### What you are asked to do
Pick out all lines with the word "juga" from the records that follow.

##### The records #####

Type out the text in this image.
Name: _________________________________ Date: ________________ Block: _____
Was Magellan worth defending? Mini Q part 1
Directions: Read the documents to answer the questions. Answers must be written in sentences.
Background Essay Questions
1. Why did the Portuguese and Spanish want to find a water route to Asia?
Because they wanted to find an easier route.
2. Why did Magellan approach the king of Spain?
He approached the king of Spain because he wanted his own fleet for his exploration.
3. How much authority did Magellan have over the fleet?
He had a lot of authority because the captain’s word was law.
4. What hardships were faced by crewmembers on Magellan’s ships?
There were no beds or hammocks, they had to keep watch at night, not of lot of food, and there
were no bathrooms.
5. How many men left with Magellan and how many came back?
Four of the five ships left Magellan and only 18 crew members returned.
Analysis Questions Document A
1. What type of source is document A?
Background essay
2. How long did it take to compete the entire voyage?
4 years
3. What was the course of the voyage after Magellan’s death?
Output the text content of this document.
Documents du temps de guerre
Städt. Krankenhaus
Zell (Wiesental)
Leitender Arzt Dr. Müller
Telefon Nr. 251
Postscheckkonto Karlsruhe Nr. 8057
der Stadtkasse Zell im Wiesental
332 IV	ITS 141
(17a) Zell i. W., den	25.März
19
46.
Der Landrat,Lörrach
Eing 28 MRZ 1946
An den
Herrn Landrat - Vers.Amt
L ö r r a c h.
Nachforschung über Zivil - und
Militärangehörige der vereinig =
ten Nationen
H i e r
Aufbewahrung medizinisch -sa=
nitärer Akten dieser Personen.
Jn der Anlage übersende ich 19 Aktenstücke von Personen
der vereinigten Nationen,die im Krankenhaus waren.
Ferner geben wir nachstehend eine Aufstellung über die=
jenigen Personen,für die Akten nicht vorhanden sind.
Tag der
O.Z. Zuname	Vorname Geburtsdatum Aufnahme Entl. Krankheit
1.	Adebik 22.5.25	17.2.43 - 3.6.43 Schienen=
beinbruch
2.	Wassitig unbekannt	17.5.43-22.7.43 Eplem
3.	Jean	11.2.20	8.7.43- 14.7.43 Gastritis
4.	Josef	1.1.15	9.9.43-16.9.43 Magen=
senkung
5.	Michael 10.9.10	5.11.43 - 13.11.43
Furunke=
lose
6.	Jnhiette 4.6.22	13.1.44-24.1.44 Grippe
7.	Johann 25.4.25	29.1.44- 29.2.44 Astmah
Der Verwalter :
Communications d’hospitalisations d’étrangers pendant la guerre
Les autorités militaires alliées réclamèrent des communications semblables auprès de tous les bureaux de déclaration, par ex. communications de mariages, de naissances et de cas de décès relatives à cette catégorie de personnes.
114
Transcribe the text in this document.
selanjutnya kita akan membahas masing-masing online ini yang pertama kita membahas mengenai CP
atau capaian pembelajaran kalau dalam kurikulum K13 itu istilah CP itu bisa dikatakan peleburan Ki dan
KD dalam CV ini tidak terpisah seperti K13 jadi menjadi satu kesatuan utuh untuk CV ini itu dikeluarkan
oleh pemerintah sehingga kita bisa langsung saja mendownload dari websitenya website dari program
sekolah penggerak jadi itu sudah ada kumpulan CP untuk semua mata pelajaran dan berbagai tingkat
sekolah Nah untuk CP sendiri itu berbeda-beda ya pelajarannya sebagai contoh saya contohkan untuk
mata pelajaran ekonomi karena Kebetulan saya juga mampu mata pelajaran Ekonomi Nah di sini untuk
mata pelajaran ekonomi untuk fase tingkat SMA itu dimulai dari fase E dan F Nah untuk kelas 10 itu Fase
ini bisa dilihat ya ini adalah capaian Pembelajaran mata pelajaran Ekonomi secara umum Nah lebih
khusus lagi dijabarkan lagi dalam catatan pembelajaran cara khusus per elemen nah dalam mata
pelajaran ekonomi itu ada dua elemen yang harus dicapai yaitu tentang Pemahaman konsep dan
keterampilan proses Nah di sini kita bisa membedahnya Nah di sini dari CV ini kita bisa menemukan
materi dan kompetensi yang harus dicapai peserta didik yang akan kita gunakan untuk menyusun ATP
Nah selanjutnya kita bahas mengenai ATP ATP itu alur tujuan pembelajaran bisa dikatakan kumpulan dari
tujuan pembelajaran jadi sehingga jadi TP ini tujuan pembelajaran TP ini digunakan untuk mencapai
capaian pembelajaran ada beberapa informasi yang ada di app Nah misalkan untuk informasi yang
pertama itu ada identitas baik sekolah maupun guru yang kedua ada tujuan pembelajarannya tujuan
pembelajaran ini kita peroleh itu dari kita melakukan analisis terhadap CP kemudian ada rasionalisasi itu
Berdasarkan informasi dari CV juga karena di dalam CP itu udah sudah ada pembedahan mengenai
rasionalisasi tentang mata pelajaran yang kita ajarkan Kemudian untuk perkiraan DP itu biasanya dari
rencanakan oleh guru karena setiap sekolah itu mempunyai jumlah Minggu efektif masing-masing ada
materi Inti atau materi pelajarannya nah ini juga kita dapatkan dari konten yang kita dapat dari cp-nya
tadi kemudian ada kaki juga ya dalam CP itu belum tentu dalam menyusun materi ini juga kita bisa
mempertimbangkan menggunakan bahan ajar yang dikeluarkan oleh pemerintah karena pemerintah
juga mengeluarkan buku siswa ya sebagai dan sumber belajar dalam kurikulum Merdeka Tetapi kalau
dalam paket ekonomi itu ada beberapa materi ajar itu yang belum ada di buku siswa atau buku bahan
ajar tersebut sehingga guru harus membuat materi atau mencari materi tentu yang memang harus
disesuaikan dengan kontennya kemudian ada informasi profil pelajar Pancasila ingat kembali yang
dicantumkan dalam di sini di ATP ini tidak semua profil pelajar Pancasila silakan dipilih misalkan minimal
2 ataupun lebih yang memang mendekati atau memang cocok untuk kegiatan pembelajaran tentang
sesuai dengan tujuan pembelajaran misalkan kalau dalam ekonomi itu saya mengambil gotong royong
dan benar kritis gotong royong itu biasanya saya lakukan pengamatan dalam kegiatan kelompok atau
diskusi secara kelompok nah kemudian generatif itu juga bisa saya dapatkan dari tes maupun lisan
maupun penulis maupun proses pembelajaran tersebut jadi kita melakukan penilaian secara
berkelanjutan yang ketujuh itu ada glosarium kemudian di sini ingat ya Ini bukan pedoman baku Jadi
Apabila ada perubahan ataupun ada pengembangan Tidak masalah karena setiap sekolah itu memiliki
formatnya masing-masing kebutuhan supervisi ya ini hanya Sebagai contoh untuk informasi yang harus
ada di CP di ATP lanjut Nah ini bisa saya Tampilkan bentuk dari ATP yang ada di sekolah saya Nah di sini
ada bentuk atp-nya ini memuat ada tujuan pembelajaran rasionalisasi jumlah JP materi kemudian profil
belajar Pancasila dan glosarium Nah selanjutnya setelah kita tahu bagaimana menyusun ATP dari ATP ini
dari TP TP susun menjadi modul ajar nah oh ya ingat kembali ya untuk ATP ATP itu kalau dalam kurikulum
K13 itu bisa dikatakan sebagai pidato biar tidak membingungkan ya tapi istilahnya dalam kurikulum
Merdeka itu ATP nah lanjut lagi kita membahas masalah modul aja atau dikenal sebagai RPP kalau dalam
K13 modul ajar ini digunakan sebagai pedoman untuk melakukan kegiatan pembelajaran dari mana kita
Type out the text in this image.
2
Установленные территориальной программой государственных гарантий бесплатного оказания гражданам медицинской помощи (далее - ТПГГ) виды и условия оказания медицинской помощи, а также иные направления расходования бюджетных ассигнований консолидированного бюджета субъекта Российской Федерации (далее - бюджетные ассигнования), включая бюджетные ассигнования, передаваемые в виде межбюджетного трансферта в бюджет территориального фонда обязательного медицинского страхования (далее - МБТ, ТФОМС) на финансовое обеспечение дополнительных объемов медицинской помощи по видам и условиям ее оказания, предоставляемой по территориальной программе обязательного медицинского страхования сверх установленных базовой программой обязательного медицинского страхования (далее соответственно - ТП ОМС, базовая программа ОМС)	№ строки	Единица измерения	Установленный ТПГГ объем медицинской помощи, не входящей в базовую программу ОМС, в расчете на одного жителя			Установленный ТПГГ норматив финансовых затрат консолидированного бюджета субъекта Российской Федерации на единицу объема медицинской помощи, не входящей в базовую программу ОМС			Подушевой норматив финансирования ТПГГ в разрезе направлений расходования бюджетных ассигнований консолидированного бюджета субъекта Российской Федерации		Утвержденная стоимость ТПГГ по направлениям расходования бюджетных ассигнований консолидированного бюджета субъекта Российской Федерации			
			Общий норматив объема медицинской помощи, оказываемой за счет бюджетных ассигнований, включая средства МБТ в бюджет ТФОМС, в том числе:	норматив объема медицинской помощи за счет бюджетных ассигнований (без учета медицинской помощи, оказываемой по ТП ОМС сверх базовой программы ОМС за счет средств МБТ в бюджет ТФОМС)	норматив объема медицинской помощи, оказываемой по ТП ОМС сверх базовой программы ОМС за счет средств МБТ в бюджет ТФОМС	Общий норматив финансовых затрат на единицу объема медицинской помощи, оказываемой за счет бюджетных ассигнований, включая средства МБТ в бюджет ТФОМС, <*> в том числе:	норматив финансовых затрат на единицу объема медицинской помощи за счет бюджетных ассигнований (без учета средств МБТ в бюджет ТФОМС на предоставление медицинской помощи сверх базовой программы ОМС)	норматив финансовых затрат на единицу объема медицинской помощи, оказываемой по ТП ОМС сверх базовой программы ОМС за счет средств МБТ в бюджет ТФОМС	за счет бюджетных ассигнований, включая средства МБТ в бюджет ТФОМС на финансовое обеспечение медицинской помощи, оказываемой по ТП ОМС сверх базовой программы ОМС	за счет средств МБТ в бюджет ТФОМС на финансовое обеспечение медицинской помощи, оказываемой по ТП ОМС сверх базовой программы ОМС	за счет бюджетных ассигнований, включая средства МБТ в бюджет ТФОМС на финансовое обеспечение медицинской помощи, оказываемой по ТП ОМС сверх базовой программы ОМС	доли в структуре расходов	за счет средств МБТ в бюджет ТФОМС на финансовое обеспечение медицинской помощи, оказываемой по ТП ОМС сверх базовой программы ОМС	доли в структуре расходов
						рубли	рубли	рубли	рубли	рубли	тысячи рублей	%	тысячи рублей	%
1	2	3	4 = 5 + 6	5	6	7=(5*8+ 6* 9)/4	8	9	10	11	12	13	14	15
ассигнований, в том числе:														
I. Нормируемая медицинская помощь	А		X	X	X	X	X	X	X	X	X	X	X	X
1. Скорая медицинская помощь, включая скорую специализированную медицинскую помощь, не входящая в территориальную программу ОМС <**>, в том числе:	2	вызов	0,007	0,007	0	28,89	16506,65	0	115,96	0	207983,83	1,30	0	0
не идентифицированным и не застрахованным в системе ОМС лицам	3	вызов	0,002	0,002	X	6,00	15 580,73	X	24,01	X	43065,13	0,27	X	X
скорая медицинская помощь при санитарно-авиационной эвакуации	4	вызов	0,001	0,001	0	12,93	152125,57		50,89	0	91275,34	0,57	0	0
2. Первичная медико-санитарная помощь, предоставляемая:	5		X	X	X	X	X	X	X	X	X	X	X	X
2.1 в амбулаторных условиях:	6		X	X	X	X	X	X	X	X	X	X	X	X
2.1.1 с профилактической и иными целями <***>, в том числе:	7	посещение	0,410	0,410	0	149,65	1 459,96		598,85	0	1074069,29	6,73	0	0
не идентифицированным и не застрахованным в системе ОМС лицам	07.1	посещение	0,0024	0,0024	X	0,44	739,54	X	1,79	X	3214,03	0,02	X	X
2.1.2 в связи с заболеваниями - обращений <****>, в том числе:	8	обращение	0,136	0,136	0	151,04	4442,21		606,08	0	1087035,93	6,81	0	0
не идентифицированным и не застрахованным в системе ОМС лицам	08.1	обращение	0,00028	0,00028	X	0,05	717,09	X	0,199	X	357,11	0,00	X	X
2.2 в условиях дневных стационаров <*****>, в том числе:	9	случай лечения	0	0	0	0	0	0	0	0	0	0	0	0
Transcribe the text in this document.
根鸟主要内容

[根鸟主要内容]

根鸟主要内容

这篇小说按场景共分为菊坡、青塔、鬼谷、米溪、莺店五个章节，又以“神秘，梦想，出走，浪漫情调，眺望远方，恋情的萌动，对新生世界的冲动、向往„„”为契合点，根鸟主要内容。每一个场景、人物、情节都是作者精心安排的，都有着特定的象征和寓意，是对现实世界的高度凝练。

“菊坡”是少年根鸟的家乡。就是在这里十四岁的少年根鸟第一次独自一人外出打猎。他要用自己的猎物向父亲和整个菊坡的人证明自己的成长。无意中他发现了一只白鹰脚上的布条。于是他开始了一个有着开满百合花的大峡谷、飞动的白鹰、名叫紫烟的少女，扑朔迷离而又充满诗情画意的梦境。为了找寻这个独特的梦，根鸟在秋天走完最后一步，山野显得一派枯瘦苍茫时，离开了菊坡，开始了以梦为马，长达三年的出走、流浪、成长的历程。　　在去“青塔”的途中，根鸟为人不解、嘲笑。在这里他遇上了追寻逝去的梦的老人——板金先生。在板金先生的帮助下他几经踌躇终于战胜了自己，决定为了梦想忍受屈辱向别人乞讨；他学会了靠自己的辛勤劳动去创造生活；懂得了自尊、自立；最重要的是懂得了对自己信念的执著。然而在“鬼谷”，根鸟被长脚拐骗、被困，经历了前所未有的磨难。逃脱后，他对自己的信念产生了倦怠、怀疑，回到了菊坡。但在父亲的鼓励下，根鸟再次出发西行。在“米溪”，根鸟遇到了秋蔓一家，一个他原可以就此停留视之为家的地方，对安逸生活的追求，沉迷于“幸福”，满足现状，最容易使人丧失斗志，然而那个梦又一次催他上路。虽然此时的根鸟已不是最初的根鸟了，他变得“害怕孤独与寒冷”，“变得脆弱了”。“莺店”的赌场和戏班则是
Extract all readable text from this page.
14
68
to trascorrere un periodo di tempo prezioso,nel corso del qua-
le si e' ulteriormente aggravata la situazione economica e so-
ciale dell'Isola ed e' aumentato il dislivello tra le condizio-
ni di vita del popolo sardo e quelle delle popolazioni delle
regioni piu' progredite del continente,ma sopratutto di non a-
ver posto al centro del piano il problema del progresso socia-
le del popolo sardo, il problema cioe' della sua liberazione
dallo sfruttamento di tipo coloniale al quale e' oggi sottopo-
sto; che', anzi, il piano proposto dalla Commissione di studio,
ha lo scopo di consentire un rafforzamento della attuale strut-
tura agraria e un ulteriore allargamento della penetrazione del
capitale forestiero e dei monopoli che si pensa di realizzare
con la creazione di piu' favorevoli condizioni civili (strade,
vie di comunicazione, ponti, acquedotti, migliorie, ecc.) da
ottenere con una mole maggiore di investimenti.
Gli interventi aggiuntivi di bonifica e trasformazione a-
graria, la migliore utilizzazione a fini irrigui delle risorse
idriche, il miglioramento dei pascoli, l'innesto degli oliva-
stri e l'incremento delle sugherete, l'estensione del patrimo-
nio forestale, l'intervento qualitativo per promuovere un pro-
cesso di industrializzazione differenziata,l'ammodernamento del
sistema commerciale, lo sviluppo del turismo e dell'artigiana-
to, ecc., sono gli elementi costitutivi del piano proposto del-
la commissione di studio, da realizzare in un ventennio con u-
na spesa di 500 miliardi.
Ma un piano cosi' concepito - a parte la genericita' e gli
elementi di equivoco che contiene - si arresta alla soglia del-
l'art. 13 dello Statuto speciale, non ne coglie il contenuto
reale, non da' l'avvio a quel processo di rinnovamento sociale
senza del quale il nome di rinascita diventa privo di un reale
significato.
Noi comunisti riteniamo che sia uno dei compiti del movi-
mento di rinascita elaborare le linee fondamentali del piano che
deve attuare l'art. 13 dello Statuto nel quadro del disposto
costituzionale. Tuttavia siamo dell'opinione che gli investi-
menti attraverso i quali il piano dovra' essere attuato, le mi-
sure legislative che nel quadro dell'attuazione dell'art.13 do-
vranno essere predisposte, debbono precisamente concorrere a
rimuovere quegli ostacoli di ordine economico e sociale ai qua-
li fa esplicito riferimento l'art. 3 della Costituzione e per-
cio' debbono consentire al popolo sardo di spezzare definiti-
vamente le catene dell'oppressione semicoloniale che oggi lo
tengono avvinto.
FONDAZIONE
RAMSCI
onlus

#####

### Result of the exercise
mata pelajaran ekonomi karena Kebetulan saya juga mampu mata pelajaran Ekonomi Nah di sini untuk
Berdasarkan informasi dari CV juga karena di dalam CP itu udah sudah ada pembedahan mengenai
materi Inti atau materi pelajarannya nah ini juga kita dapatkan dari konten yang kita dapat dari cp-nya
tadi kemudian ada kaki juga ya dalam CP itu belum tentu dalam menyusun materi ini juga kita bisa
juga mengeluarkan buku siswa ya sebagai dan sumber belajar dalam kurikulum Merdeka Tetapi kalau
diskusi secara kelompok nah kemudian generatif itu juga bisa saya dapatkan dari tes maupun lisan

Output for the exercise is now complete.